--- The data ---

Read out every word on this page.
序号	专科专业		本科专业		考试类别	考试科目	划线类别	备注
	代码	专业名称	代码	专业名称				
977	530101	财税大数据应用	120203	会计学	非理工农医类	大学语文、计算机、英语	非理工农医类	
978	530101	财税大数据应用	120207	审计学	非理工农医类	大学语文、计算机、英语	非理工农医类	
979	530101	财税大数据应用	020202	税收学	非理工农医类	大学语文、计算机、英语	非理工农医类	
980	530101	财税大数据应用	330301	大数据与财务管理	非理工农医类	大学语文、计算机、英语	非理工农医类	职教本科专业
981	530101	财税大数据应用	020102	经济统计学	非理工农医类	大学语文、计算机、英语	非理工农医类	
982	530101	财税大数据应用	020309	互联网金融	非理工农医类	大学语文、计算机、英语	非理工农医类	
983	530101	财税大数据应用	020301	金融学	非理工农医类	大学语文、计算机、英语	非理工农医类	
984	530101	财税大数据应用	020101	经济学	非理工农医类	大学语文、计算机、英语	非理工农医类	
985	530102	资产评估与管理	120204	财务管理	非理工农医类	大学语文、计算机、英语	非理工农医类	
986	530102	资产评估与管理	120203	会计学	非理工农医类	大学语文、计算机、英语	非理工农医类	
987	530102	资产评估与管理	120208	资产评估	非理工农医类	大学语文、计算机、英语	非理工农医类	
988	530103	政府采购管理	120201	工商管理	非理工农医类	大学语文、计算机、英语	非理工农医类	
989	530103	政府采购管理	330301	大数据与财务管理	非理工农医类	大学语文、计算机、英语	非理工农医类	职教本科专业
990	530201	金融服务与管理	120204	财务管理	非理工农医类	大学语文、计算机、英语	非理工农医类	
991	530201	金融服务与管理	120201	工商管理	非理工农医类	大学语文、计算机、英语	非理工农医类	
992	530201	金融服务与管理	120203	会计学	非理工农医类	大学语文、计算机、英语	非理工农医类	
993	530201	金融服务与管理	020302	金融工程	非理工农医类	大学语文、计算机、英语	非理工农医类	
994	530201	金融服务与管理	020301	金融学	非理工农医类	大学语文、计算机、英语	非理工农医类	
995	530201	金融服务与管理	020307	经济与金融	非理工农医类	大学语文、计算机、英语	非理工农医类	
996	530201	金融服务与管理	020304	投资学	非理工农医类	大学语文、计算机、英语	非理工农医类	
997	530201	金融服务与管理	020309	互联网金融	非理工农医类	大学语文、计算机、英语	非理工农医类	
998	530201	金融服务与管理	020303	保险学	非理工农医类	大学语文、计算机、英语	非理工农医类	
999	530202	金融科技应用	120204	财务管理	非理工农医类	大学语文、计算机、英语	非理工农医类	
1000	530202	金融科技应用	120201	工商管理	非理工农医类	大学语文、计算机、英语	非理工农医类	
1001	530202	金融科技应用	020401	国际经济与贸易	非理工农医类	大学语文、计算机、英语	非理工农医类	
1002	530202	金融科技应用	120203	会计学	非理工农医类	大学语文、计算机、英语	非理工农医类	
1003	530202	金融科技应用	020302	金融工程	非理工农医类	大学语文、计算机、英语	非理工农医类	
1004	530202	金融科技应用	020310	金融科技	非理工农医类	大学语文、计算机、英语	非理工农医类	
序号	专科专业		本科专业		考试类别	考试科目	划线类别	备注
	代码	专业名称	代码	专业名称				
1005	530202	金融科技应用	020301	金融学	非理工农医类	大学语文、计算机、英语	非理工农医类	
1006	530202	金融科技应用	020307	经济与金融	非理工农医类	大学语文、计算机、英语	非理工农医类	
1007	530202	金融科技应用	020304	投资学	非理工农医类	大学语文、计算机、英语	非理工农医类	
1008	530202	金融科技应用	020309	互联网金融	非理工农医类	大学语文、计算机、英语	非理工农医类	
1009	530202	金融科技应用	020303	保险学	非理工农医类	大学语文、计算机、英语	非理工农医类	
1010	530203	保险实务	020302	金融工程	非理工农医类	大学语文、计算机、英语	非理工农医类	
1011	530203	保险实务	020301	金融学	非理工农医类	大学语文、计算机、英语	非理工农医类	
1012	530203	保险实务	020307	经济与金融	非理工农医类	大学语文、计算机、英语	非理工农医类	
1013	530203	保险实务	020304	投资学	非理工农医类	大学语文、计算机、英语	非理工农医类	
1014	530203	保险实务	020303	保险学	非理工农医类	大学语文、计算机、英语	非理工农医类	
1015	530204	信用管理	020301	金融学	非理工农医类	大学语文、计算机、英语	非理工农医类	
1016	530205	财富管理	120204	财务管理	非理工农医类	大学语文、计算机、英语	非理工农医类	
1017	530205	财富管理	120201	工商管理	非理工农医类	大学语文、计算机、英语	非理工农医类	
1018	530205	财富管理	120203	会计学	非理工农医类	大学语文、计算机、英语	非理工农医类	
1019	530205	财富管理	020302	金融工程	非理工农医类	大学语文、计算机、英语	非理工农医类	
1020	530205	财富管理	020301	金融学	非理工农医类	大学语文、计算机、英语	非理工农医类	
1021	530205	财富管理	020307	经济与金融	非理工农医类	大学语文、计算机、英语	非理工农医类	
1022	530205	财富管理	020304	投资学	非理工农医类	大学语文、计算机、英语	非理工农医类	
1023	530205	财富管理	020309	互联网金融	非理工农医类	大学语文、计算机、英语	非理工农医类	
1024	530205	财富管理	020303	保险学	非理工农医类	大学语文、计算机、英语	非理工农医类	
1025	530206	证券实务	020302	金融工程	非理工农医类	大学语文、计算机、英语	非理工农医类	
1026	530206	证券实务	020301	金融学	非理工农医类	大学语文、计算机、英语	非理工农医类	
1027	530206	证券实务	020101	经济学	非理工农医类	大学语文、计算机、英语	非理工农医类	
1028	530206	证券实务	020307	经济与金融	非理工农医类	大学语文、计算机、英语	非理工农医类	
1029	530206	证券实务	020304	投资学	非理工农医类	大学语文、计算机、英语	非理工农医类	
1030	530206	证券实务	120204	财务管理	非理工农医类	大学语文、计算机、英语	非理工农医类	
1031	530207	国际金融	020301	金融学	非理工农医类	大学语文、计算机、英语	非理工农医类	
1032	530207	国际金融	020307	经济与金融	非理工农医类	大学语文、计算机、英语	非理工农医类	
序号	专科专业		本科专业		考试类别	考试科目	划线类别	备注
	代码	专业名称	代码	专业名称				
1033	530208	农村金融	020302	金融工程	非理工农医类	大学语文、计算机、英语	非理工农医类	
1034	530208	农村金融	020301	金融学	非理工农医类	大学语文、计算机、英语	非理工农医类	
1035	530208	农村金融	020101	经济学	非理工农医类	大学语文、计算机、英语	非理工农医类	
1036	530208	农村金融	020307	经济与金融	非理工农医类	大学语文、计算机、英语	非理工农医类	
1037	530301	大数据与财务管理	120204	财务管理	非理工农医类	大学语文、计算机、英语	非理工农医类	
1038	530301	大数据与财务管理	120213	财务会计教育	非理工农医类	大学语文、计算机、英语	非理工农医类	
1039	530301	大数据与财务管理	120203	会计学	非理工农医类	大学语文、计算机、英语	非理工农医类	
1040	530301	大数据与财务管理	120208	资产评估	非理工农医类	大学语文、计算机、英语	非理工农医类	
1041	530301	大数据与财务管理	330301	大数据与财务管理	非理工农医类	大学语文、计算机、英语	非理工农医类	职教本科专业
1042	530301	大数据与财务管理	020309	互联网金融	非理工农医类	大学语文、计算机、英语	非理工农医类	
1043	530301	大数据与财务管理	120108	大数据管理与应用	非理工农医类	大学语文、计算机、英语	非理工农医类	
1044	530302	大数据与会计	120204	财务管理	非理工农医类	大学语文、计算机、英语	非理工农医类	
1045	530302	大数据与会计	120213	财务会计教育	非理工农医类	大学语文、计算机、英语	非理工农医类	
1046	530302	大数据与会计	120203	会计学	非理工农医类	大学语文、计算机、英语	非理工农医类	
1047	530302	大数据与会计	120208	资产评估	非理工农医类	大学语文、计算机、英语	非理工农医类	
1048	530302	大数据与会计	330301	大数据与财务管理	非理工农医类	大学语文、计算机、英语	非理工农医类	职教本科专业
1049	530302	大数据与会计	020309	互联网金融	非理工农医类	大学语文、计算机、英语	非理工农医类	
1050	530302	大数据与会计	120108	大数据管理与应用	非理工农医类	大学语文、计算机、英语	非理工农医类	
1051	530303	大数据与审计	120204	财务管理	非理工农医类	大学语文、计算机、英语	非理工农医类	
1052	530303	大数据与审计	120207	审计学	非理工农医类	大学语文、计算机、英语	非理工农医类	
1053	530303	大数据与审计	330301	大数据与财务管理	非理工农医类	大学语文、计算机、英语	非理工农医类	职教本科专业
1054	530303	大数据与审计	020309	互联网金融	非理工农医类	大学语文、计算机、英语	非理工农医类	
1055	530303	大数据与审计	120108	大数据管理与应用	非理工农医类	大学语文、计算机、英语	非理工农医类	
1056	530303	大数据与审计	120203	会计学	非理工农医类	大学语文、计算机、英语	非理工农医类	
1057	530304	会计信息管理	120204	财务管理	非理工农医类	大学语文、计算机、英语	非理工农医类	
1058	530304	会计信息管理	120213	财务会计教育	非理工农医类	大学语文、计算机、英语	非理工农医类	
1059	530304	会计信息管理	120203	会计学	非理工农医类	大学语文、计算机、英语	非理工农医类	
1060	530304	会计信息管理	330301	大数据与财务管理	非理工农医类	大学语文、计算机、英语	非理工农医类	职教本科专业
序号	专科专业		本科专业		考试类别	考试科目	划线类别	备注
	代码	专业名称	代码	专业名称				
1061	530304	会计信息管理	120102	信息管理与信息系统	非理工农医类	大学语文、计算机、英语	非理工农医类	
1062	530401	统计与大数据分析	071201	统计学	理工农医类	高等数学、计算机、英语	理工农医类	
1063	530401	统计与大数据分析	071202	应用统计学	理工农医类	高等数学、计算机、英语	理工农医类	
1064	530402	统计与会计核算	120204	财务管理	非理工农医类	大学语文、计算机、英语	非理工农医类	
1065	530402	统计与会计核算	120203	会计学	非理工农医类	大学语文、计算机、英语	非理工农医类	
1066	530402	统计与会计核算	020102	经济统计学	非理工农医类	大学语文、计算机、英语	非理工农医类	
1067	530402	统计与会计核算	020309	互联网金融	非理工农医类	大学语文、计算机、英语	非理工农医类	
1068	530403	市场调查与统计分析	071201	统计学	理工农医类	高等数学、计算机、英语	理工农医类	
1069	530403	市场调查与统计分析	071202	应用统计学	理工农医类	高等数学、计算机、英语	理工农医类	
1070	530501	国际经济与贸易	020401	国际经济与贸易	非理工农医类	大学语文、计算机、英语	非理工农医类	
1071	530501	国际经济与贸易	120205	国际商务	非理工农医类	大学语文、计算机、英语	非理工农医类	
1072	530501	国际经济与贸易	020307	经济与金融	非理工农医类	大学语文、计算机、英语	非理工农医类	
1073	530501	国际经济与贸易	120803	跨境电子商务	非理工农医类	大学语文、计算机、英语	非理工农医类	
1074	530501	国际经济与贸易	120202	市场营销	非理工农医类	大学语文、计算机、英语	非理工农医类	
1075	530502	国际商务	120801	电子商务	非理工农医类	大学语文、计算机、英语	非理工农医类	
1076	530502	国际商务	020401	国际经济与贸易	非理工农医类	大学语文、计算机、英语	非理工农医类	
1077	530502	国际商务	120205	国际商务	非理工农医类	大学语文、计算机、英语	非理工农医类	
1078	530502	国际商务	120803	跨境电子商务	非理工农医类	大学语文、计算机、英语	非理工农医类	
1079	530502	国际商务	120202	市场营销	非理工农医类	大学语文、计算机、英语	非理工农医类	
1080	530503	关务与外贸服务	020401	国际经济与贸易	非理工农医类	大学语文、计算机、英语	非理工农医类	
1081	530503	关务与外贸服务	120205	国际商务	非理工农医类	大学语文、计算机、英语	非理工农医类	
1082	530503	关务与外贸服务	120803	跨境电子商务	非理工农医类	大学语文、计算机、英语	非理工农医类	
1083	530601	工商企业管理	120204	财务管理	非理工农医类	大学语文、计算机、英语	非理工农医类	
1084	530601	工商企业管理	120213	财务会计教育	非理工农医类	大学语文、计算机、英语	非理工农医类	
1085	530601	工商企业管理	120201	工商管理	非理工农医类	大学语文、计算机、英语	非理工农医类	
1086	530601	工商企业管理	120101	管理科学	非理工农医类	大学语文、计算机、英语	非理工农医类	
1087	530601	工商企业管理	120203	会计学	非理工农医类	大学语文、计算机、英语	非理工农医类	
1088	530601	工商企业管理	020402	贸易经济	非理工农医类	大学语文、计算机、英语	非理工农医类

---

### Task goal
Looking at the records above, work out how many lines include the string "工商企业管理". Give the number and nothing else.

### Exercise answer
6